===== EXERCISE INPUT
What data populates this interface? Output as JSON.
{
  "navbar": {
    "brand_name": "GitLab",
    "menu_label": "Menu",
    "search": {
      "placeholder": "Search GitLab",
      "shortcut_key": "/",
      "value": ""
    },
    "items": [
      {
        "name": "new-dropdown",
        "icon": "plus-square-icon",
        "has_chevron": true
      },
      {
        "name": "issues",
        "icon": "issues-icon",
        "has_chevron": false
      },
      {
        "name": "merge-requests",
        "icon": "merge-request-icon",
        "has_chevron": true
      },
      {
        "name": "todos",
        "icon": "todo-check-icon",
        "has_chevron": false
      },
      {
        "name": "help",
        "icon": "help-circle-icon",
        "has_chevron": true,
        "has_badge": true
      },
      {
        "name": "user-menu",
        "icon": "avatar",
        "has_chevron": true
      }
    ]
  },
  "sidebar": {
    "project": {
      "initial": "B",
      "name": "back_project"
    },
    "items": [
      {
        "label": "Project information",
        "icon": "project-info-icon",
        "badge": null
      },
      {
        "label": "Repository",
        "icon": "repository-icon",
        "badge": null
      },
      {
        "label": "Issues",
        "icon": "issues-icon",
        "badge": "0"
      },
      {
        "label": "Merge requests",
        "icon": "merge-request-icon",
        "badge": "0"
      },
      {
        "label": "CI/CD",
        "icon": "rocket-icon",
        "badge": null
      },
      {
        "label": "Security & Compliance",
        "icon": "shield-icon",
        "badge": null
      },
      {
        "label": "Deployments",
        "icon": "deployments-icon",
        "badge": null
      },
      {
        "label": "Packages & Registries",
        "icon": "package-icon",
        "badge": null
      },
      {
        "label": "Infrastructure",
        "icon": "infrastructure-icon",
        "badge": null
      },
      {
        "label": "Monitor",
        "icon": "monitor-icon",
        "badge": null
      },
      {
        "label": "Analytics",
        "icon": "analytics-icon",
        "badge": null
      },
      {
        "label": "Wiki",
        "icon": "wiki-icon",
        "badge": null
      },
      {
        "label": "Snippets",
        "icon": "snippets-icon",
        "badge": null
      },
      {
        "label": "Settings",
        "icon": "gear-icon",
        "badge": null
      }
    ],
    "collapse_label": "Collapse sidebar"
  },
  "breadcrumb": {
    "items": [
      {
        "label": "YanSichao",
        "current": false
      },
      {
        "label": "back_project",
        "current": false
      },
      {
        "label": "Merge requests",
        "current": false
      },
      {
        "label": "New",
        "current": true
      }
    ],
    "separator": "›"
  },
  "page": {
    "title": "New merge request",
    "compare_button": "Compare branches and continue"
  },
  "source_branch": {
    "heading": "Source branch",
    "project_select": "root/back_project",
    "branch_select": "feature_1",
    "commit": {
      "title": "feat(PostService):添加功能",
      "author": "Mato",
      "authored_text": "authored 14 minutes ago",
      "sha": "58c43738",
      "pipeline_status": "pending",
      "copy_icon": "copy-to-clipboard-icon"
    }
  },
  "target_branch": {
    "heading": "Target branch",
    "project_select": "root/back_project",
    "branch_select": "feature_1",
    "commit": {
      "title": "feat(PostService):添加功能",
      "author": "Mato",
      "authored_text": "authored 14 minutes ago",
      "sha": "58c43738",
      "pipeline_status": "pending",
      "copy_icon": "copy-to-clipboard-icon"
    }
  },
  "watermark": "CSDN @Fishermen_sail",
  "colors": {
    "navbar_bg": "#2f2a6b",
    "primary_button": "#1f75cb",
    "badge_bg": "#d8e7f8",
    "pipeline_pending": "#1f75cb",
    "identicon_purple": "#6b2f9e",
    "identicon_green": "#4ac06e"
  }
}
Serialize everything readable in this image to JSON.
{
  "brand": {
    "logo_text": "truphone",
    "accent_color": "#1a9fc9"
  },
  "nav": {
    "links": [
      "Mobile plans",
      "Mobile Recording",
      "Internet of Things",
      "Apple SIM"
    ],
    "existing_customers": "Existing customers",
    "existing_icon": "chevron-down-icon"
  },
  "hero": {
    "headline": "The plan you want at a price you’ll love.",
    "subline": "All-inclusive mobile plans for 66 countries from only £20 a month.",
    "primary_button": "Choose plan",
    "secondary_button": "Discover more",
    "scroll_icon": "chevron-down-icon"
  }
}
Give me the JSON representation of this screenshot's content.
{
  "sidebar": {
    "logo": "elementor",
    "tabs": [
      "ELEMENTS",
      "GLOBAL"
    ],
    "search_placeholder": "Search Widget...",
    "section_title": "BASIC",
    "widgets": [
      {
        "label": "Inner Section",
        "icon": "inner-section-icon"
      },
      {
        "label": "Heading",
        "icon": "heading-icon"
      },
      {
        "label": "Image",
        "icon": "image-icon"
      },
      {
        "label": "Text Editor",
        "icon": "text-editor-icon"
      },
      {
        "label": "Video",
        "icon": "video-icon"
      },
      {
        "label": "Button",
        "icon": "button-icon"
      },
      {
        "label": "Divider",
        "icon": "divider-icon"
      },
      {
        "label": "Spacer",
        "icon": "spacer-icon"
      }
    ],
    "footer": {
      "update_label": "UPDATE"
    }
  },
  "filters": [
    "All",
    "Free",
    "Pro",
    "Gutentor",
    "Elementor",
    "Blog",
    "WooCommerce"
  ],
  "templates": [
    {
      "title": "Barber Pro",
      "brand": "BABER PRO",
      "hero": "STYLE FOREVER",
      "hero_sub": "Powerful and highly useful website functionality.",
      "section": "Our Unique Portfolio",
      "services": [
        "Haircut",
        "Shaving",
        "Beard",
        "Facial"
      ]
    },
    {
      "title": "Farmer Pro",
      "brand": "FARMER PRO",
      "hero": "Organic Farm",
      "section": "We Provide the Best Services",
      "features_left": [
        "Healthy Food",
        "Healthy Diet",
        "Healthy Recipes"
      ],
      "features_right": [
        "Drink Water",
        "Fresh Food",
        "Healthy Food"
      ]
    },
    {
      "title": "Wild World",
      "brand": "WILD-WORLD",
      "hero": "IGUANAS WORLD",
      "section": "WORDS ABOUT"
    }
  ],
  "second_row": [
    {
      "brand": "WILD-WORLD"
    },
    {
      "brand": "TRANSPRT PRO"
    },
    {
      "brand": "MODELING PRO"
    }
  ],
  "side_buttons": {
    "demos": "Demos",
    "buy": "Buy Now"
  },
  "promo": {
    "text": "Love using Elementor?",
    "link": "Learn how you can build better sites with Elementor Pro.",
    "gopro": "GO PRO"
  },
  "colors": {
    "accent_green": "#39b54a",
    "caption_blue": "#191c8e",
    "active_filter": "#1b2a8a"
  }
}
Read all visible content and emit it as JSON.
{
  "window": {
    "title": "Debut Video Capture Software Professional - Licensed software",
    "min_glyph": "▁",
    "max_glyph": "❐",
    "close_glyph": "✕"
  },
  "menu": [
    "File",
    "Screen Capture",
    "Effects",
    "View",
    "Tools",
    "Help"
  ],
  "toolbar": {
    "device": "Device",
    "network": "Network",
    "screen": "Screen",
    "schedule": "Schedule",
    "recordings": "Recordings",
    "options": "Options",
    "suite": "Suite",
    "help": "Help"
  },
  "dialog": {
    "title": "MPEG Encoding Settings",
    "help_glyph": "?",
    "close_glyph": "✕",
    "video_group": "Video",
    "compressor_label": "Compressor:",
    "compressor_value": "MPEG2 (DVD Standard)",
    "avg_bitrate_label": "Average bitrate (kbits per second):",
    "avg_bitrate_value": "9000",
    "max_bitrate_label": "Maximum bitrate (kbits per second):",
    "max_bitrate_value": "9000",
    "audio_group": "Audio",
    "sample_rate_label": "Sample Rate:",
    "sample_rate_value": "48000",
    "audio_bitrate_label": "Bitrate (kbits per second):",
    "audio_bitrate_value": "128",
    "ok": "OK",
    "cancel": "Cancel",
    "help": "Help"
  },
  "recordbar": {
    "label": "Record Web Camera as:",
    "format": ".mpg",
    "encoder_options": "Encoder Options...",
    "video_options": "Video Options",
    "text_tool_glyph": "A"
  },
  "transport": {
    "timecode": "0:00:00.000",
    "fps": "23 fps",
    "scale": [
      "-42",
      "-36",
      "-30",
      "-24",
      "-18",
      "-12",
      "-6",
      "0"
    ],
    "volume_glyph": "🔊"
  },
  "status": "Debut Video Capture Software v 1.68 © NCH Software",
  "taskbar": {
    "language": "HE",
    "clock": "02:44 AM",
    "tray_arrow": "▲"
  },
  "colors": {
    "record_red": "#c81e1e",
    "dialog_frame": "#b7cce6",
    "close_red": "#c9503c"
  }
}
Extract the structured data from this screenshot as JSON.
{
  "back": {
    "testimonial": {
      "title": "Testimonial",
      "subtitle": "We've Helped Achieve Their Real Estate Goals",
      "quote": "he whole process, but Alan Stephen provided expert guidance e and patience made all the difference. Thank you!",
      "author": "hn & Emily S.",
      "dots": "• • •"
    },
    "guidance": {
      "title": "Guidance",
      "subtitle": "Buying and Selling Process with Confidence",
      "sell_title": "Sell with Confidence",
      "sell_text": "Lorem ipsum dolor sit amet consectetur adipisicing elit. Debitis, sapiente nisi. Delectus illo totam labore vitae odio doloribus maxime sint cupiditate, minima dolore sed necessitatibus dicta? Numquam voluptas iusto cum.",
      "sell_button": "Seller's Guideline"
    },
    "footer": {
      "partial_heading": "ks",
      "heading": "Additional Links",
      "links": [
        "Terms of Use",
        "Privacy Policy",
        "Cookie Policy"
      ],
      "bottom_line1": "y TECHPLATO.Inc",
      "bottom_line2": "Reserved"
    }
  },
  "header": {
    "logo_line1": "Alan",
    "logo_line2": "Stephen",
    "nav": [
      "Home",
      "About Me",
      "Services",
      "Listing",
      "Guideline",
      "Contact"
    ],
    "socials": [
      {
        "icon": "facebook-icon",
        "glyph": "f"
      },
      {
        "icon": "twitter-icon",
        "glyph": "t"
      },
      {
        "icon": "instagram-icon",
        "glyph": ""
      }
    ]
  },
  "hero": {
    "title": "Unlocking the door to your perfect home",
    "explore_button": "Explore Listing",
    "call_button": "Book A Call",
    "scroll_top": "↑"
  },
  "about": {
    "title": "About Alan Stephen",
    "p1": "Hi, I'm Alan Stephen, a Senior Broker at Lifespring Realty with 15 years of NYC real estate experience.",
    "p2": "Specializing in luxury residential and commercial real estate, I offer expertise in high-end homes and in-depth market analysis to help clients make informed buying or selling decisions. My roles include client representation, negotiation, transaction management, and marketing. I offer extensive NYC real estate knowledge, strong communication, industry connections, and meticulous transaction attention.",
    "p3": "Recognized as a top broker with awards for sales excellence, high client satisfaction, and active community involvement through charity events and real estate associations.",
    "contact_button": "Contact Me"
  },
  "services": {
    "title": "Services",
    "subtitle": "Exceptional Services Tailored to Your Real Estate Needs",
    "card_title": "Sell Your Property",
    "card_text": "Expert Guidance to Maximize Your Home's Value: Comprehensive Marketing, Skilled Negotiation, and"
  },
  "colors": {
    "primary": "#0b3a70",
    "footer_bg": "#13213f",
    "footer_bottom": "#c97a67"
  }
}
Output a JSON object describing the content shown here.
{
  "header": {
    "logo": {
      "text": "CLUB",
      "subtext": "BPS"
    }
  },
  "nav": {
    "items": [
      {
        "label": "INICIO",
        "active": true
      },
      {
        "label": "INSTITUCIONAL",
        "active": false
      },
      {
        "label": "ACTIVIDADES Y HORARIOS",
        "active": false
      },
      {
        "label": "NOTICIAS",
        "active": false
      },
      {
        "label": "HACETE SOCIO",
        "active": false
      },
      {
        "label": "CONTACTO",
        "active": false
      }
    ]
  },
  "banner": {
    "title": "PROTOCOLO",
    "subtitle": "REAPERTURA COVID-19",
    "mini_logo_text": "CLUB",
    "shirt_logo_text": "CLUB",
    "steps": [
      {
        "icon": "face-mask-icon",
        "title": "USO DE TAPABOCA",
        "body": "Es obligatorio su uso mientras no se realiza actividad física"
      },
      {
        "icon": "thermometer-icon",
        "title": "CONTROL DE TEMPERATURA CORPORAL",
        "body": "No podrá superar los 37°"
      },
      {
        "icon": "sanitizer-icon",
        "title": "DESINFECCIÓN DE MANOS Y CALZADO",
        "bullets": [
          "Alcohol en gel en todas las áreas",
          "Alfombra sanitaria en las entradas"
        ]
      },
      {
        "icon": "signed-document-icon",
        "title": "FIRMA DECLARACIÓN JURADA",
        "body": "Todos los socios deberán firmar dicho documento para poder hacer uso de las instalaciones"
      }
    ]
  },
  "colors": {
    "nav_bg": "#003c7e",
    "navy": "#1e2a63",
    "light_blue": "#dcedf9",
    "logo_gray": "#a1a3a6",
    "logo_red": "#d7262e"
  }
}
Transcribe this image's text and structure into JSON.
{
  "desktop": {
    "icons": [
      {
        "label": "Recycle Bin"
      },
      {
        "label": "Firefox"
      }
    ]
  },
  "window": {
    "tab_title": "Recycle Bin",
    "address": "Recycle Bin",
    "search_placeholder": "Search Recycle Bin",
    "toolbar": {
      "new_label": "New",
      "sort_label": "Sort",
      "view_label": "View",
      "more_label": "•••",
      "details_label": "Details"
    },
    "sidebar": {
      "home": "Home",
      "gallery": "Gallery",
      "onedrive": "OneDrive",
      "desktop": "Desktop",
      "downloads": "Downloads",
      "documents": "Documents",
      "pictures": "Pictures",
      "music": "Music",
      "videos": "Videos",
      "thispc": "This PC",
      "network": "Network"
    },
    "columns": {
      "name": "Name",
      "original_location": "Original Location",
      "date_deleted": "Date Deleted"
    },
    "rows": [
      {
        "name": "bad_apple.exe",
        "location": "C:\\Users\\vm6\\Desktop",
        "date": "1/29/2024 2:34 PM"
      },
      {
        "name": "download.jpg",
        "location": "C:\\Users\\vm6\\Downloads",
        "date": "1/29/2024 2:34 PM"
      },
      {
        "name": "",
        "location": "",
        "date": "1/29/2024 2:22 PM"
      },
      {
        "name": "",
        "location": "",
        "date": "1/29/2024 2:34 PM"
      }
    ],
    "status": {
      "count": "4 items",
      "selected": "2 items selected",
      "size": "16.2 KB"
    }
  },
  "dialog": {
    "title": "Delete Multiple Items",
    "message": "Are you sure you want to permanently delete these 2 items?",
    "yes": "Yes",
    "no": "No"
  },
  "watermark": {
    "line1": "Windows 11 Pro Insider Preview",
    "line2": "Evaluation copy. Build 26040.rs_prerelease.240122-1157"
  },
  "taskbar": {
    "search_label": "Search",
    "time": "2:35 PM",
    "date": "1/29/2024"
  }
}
==========
▸ **EXERCISE REQUIREMENTS**
Your task is to gather every line with the word "Food" and copy it.

▸ **SOLUTION TO THIS EXERCISE**
        "Healthy Food",
        "Fresh Food",
        "Healthy Food"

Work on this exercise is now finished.